TASK BRIEF: Go through the material and pull out every line with the string "Name" in it.

## START MATERIAL FOR THIS EXERCISE

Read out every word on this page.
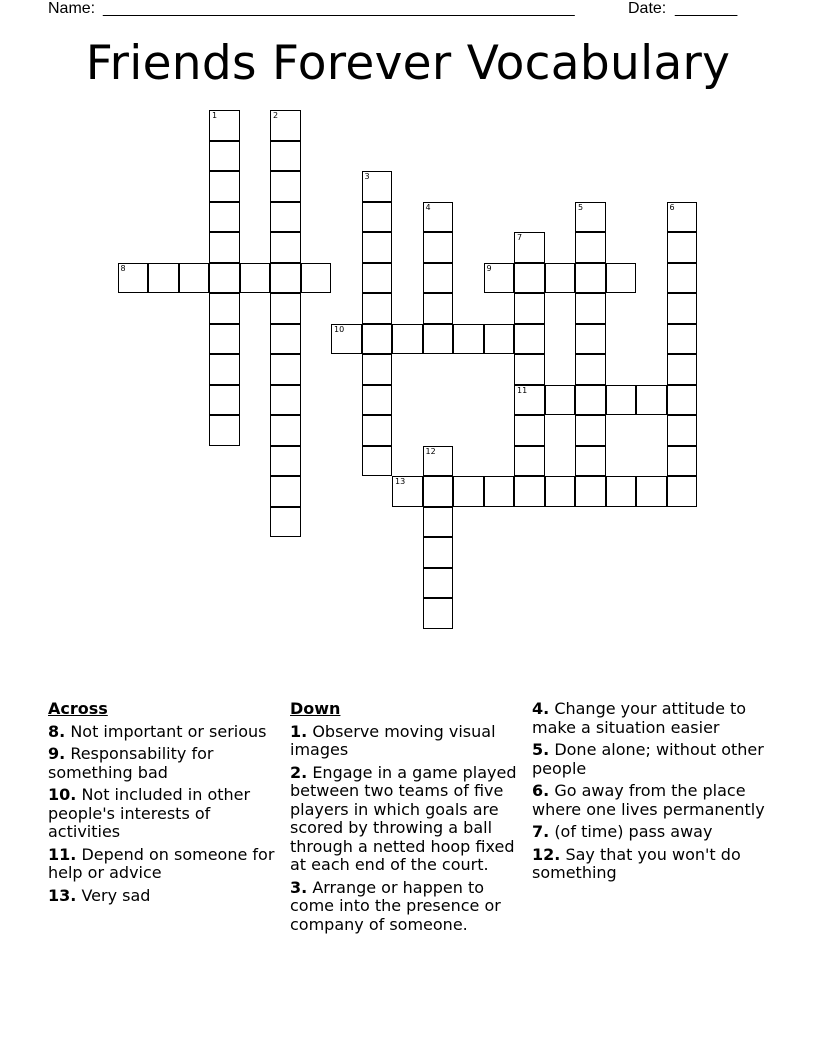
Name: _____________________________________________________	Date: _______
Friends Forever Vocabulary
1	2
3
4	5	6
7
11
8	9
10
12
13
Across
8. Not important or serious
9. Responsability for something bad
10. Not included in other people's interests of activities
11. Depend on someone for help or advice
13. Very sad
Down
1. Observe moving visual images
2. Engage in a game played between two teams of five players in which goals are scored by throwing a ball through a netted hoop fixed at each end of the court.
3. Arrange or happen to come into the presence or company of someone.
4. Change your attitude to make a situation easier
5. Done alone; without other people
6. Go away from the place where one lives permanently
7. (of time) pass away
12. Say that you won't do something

## END MATERIAL FOR THIS EXERCISE
## START MATERIAL FOR THIS EXERCISE

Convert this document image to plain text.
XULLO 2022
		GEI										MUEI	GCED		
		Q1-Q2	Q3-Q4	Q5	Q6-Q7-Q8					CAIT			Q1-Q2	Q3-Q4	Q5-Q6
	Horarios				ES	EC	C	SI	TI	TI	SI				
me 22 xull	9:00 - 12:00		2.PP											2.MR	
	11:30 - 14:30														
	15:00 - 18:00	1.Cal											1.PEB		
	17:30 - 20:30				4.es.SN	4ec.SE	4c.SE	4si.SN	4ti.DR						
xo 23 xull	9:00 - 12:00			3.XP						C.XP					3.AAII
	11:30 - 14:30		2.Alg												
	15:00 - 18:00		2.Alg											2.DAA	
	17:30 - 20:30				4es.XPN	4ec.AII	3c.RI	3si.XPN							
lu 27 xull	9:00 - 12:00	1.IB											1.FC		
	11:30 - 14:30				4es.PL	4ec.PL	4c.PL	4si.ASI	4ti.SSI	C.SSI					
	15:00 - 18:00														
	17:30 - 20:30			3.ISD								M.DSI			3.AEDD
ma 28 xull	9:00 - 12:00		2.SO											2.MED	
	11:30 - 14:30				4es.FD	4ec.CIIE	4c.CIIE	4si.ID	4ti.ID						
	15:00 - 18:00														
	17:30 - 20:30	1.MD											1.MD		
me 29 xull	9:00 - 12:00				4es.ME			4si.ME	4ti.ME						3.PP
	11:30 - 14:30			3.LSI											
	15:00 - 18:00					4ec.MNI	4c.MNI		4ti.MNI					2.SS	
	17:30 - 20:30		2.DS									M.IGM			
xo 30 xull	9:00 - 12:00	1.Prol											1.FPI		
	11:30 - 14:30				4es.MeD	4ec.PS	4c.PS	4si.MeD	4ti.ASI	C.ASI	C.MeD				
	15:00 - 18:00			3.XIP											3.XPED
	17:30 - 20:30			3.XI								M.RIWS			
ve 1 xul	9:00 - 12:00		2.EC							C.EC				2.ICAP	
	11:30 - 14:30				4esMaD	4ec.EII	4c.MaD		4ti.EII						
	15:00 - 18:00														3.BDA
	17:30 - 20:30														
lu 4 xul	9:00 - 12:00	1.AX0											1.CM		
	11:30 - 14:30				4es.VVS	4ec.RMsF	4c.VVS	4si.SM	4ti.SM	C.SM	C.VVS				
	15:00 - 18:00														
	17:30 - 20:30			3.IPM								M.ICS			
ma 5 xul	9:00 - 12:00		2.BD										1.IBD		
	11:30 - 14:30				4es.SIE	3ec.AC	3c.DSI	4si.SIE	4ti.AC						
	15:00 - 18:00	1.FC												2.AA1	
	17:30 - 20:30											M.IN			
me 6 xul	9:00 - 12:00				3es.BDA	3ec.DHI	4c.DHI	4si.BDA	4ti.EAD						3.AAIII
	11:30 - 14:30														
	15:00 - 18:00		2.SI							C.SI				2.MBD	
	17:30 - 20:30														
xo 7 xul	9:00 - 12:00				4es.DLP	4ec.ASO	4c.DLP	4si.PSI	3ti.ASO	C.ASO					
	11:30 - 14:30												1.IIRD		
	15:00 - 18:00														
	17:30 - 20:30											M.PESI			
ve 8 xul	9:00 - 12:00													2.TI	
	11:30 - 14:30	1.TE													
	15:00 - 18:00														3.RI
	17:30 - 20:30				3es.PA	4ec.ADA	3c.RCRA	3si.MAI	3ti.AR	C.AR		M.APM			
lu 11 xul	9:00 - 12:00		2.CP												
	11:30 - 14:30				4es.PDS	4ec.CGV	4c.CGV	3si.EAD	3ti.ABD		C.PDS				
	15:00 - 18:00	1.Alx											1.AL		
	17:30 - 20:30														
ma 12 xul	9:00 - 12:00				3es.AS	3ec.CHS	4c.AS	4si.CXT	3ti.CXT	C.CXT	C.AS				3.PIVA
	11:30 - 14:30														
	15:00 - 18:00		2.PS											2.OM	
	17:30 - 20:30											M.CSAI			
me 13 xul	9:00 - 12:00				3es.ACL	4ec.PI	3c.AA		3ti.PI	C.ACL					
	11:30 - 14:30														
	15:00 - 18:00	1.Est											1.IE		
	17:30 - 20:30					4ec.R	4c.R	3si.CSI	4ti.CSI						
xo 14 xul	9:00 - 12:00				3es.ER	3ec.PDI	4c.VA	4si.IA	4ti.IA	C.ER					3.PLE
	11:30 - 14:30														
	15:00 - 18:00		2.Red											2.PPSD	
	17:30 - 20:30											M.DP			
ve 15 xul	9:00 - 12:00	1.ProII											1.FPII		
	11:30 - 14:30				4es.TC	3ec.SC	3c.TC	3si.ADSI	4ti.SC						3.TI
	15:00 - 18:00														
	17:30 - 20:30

## END MATERIAL FOR THIS EXERCISE
## START MATERIAL FOR THIS EXERCISE

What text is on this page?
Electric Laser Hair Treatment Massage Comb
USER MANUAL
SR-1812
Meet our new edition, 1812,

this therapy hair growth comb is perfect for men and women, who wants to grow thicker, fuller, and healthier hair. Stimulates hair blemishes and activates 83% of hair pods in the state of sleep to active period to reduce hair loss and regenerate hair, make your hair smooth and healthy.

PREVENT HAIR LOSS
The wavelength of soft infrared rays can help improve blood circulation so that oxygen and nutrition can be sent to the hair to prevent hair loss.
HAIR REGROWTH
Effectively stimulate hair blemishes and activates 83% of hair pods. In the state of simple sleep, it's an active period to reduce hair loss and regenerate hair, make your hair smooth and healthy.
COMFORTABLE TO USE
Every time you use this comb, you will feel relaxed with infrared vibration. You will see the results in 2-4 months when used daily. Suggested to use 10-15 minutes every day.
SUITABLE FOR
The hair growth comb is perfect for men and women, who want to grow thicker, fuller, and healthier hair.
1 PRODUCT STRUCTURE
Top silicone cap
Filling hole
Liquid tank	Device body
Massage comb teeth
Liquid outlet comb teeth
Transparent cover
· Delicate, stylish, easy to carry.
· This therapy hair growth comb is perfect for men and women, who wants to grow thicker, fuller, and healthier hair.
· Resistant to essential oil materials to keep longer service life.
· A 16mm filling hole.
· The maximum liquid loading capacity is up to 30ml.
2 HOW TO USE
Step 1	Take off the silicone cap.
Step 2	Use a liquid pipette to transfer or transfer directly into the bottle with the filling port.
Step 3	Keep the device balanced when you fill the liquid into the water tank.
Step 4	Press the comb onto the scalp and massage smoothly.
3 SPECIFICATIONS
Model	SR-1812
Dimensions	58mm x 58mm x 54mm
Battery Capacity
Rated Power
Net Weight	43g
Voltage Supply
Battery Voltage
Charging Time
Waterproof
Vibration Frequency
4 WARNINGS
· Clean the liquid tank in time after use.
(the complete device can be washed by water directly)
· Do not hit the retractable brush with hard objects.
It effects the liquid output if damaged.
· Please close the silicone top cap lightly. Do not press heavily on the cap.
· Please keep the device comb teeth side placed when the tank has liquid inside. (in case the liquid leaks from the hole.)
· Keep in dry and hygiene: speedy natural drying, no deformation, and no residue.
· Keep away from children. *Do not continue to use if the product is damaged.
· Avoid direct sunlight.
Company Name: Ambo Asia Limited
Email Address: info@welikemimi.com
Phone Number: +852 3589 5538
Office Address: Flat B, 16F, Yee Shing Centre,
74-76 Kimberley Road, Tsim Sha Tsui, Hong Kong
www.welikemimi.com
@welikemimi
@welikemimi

## END MATERIAL FOR THIS EXERCISE

ANSWER BELOW:
Name: _____________________________________________________	Date: _______
Company Name: Ambo Asia Limited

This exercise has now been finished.